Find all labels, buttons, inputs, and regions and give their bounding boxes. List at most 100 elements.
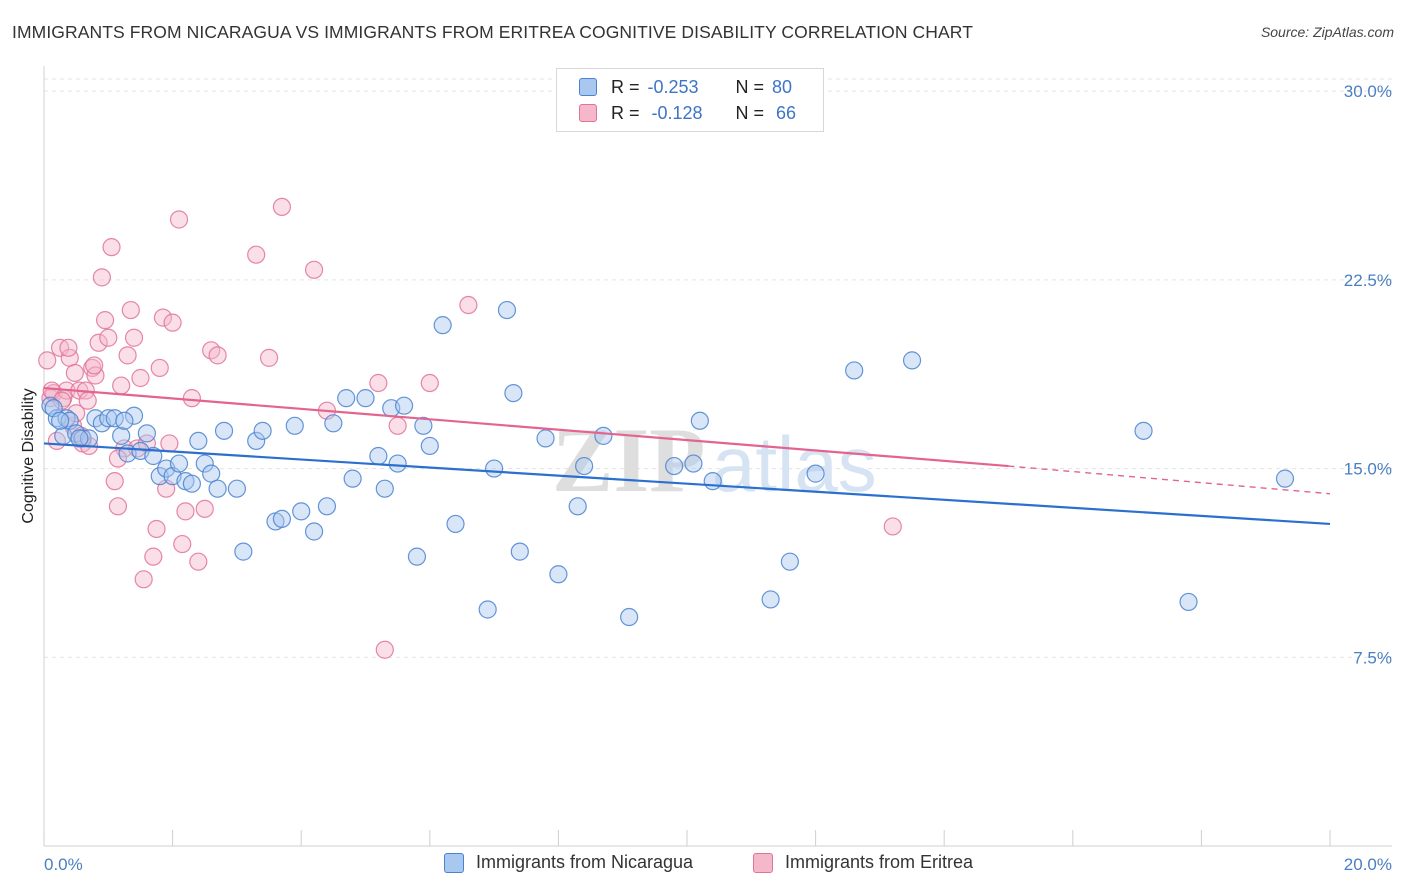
eritrea-point [131, 368, 150, 388]
nicaragua-point [1179, 592, 1198, 612]
nicaragua-point [394, 396, 414, 415]
nicaragua-point [324, 414, 343, 433]
nicaragua-point [780, 552, 799, 571]
legend-label-eritrea: Immigrants from Eritrea [785, 852, 974, 872]
eritrea-points [38, 197, 902, 659]
eritrea-trend-extension [1008, 465, 1331, 495]
tick-labels: 7.5% 15.0% 22.5% 30.0% 0.0% 20.0% [44, 82, 1392, 874]
nicaragua-point [414, 416, 433, 435]
nicaragua-point [845, 361, 864, 380]
legend-label-nicaragua: Immigrants from Nicaragua [476, 852, 694, 872]
nicaragua-point [478, 600, 497, 619]
stats-legend: R = -0.253 N = 80 R = -0.128 N = 66 [556, 68, 824, 132]
nicaragua-point [684, 454, 703, 473]
chart-source: Source: ZipAtlas.com [1260, 24, 1394, 40]
eritrea-point [65, 363, 84, 383]
nicaragua-point [407, 547, 427, 566]
eritrea-point [89, 333, 108, 352]
chart-title: IMMIGRANTS FROM NICARAGUA VS IMMIGRANTS … [12, 22, 974, 42]
nicaragua-point [124, 406, 144, 425]
legend-item-eritrea[interactable]: Immigrants from Eritrea [753, 852, 973, 873]
nicaragua-point [150, 467, 169, 486]
nicaragua-point [272, 509, 292, 529]
nicaragua-point [337, 389, 356, 408]
nicaragua-point [446, 514, 465, 534]
legend-r-value: -0.253 [647, 76, 699, 97]
eritrea-point [59, 338, 78, 357]
eritrea-point [105, 472, 124, 491]
nicaragua-point [234, 542, 253, 561]
legend-item-nicaragua[interactable]: Immigrants from Nicaragua [444, 852, 693, 873]
nicaragua-point [50, 411, 70, 430]
nicaragua-point [568, 497, 587, 516]
nicaragua-point [1275, 469, 1295, 488]
legend-r-value: -0.128 [651, 102, 703, 123]
legend-row-nicaragua: R = -0.253 N = 80 [579, 75, 792, 99]
nicaragua-point [485, 459, 504, 478]
y-axis-label: Cognitive Disability [20, 388, 37, 523]
grid-lines [44, 78, 1392, 658]
nicaragua-point [665, 456, 684, 476]
nicaragua-point [703, 472, 722, 491]
nicaragua-point [115, 411, 134, 430]
y-tick-label: 15.0% [1344, 460, 1392, 479]
eritrea-point [883, 517, 902, 536]
y-tick-label: 22.5% [1344, 271, 1392, 290]
eritrea-point [121, 300, 140, 320]
legend-n-label: N = [735, 102, 765, 123]
legend-n-label: N = [735, 76, 765, 97]
x-tick-label: 20.0% [1344, 855, 1392, 874]
eritrea-point [150, 358, 169, 378]
eritrea-point [208, 346, 227, 365]
legend-n-value: 80 [772, 76, 793, 97]
eritrea-point [95, 311, 115, 330]
eritrea-point [272, 197, 292, 217]
eritrea-point [388, 416, 407, 435]
nicaragua-point [497, 300, 517, 320]
nicaragua-point [144, 446, 163, 466]
eritrea-point [144, 547, 163, 566]
eritrea-point [92, 268, 111, 287]
nicaragua-point [247, 431, 266, 451]
eritrea-point [85, 356, 104, 375]
eritrea-point [38, 351, 57, 370]
eritrea-point [67, 404, 86, 423]
eritrea-point [247, 245, 266, 264]
eritrea-point [420, 373, 439, 393]
axes [43, 66, 1392, 847]
eritrea-point [102, 238, 121, 257]
eritrea-point [118, 346, 137, 365]
nicaragua-point [369, 446, 388, 466]
nicaragua-point [317, 497, 337, 516]
nicaragua-point [112, 426, 131, 445]
eritrea-point [153, 308, 173, 327]
nicaragua-point [761, 590, 780, 609]
nicaragua-point [356, 389, 375, 408]
nicaragua-point [433, 316, 452, 335]
nicaragua-point [195, 454, 214, 473]
nicaragua-point [575, 456, 594, 476]
eritrea-point [375, 640, 394, 659]
eritrea-point [259, 348, 279, 367]
nicaragua-point [182, 474, 201, 493]
legend-swatch-nicaragua [579, 78, 597, 96]
eritrea-point [173, 534, 192, 554]
nicaragua-point [1134, 421, 1153, 440]
eritrea-point [369, 373, 388, 393]
eritrea-point [147, 519, 166, 539]
nicaragua-point [137, 424, 156, 443]
nicaragua-point [227, 479, 246, 498]
nicaragua-point [253, 421, 272, 440]
nicaragua-point [214, 421, 234, 440]
legend-swatch-eritrea [753, 852, 773, 873]
eritrea-point [195, 499, 214, 518]
legend-swatch-nicaragua [444, 852, 464, 873]
y-tick-label: 7.5% [1353, 648, 1392, 667]
nicaragua-point [292, 502, 311, 521]
eritrea-point [304, 260, 324, 279]
nicaragua-point [388, 454, 407, 473]
eritrea-point [108, 449, 128, 468]
eritrea-point [189, 552, 208, 571]
nicaragua-point [902, 351, 922, 370]
eritrea-point [163, 313, 182, 332]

----

- **Your instructions**: Reproduce every entry above verbatim, line by line, omitting the picture.

- **Task result**:
Find all labels, buttons, inputs, and regions and give their bounding boxes. List at most 100 elements.
eritrea-point [131, 368, 150, 388]
nicaragua-point [1179, 592, 1198, 612]
nicaragua-point [394, 396, 414, 415]
nicaragua-point [324, 414, 343, 433]
nicaragua-point [780, 552, 799, 571]
legend-label-eritrea: Immigrants from Eritrea [785, 852, 974, 872]
eritrea-points [38, 197, 902, 659]
eritrea-trend-extension [1008, 465, 1331, 495]
tick-labels: 7.5% 15.0% 22.5% 30.0% 0.0% 20.0% [44, 82, 1392, 874]
nicaragua-point [414, 416, 433, 435]
nicaragua-point [845, 361, 864, 380]
legend-label-nicaragua: Immigrants from Nicaragua [476, 852, 694, 872]
nicaragua-point [478, 600, 497, 619]
stats-legend: R = -0.253 N = 80 R = -0.128 N = 66 [556, 68, 824, 132]
nicaragua-point [684, 454, 703, 473]
chart-source: Source: ZipAtlas.com [1260, 24, 1394, 40]
eritrea-point [65, 363, 84, 383]
nicaragua-point [407, 547, 427, 566]
eritrea-point [89, 333, 108, 352]
chart-title: IMMIGRANTS FROM NICARAGUA VS IMMIGRANTS … [12, 22, 974, 42]
nicaragua-point [124, 406, 144, 425]
legend-item-eritrea[interactable]: Immigrants from Eritrea [753, 852, 973, 873]
nicaragua-point [150, 467, 169, 486]
nicaragua-point [272, 509, 292, 529]
nicaragua-point [337, 389, 356, 408]
nicaragua-point [446, 514, 465, 534]
legend-r-value: -0.253 [647, 76, 699, 97]
eritrea-point [59, 338, 78, 357]
eritrea-point [105, 472, 124, 491]
nicaragua-point [234, 542, 253, 561]
legend-item-nicaragua[interactable]: Immigrants from Nicaragua [444, 852, 693, 873]
nicaragua-point [50, 411, 70, 430]
nicaragua-point [568, 497, 587, 516]
nicaragua-point [1275, 469, 1295, 488]
legend-r-value: -0.128 [651, 102, 703, 123]
legend-row-nicaragua: R = -0.253 N = 80 [579, 75, 792, 99]
nicaragua-point [485, 459, 504, 478]
y-axis-label: Cognitive Disability [20, 388, 37, 523]
grid-lines [44, 78, 1392, 658]
nicaragua-point [665, 456, 684, 476]
nicaragua-point [703, 472, 722, 491]
nicaragua-point [115, 411, 134, 430]
y-tick-label: 15.0% [1344, 460, 1392, 479]
eritrea-point [883, 517, 902, 536]
y-tick-label: 22.5% [1344, 271, 1392, 290]
eritrea-point [121, 300, 140, 320]
legend-n-label: N = [735, 102, 765, 123]
legend-n-label: N = [735, 76, 765, 97]
x-tick-label: 20.0% [1344, 855, 1392, 874]
eritrea-point [150, 358, 169, 378]
eritrea-point [208, 346, 227, 365]
legend-n-value: 80 [772, 76, 793, 97]
eritrea-point [95, 311, 115, 330]
eritrea-point [272, 197, 292, 217]
eritrea-point [388, 416, 407, 435]
nicaragua-point [497, 300, 517, 320]
nicaragua-point [144, 446, 163, 466]
eritrea-point [144, 547, 163, 566]
eritrea-point [92, 268, 111, 287]
nicaragua-point [247, 431, 266, 451]
eritrea-point [85, 356, 104, 375]
eritrea-point [38, 351, 57, 370]
eritrea-point [67, 404, 86, 423]
eritrea-point [247, 245, 266, 264]
eritrea-point [420, 373, 439, 393]
axes [43, 66, 1392, 847]
eritrea-point [102, 238, 121, 257]
eritrea-point [118, 346, 137, 365]
nicaragua-point [369, 446, 388, 466]
nicaragua-point [317, 497, 337, 516]
nicaragua-point [112, 426, 131, 445]
eritrea-point [153, 308, 173, 327]
nicaragua-point [761, 590, 780, 609]
nicaragua-point [356, 389, 375, 408]
nicaragua-point [433, 316, 452, 335]
nicaragua-point [195, 454, 214, 473]
nicaragua-point [575, 456, 594, 476]
eritrea-point [375, 640, 394, 659]
eritrea-point [259, 348, 279, 367]
nicaragua-point [182, 474, 201, 493]
legend-swatch-nicaragua [579, 78, 597, 96]
eritrea-point [173, 534, 192, 554]
nicaragua-point [1134, 421, 1153, 440]
eritrea-point [369, 373, 388, 393]
eritrea-point [147, 519, 166, 539]
nicaragua-point [137, 424, 156, 443]
nicaragua-point [227, 479, 246, 498]
nicaragua-point [253, 421, 272, 440]
nicaragua-point [214, 421, 234, 440]
legend-swatch-eritrea [753, 852, 773, 873]
eritrea-point [195, 499, 214, 518]
legend-swatch-nicaragua [444, 852, 464, 873]
y-tick-label: 7.5% [1353, 648, 1392, 667]
nicaragua-point [292, 502, 311, 521]
eritrea-point [304, 260, 324, 279]
nicaragua-point [388, 454, 407, 473]
eritrea-point [108, 449, 128, 468]
eritrea-point [189, 552, 208, 571]
nicaragua-point [902, 351, 922, 370]
eritrea-point [163, 313, 182, 332]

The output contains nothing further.